Typically, a turbine vendor will state the exhaust enthalpy as the Used Energy End Point (UEEP) or Turbine End Point (TEP). This enthalpy accounts for the total energy in the steam. Also, the exhaust pressure, when given in "inch Hg", is typically an absolute pressure.

Therefore, for the conditions you state above, I would consider the UEEP equal to 969.89 Btu/lb at an absolute pressure of 4.6 inch Hg. The corresponding liquid enthalpy is 98.56 Btu/lb and the heat load is the mass flow times the difference in these two enthalpies.

Best of luck!

 

[dkm0038]

Stgrme,

thanks for the responce but,

if we do what you say and the heat load would be (99800lb/hr)*(969.89Btu/lb - 98.56Btu/lb) = 86,958,734 Btu/hr

yet the enthalpy of vaporization (or condensation in our case)for steam at 4.6 inHg is aprx 1019.5 Btu/lb. and if this is the energy per pound to condense steam then the heat load to condense would be (99800lb/hr)*(1019.5Btu/lb) = 101,746,100 Btu/hr?

Is this correct. I understand that what stgrme was saying may be standard practice but does this mean that there isn't total condensing going on?

thank you

 

[Montemayor]

To assist everyone on this thread, I'm attaching the calculations for the condenser load at two pressure: 4.6 inches of mercury absolute and gauge.

····················

> [Work to do]
1. In the forum thread, what liquid enthalpy is given for steam at an absolute pressure of 4.6 inch Hg?
2. Return the forum thread's wording word for word, starting at "Typically, a turbine" and going up to and including "an absolute pressure.".

> [Entries shown]
····················

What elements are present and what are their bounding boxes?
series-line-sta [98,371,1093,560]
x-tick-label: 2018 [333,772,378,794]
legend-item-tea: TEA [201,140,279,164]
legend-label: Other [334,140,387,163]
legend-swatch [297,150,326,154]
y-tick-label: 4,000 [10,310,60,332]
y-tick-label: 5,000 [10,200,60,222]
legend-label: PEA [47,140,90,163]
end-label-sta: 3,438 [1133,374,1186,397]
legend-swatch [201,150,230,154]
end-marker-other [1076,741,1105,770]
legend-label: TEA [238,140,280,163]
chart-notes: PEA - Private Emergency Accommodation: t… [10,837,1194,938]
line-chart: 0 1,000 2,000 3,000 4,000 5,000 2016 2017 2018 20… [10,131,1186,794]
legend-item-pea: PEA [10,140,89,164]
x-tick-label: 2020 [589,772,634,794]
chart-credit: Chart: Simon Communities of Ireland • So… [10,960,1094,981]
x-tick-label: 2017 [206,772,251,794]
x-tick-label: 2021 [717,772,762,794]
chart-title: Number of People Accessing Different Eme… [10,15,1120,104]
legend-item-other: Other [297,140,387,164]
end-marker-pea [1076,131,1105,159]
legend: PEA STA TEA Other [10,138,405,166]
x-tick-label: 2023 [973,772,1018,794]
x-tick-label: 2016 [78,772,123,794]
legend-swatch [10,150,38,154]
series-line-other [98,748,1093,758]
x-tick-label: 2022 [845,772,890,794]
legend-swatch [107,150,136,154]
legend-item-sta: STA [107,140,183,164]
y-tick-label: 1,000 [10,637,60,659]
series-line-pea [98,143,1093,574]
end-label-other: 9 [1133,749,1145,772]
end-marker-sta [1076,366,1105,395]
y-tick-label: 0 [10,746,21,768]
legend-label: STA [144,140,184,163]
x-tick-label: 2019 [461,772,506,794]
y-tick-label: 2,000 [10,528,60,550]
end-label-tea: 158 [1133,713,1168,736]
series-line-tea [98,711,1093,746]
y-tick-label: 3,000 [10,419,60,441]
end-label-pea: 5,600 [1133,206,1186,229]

····················

> [Solved tasks]
1. 98.56 Btu/lb

2.
Typically, a turbine vendor will state the exhaust enthalpy as the Used Energy End Point (UEEP) or Turbine End Point (TEP). This enthalpy accounts for the total energy in the steam. Also, the exhaust pressure, when given in "inch Hg", is typically an absolute pressure.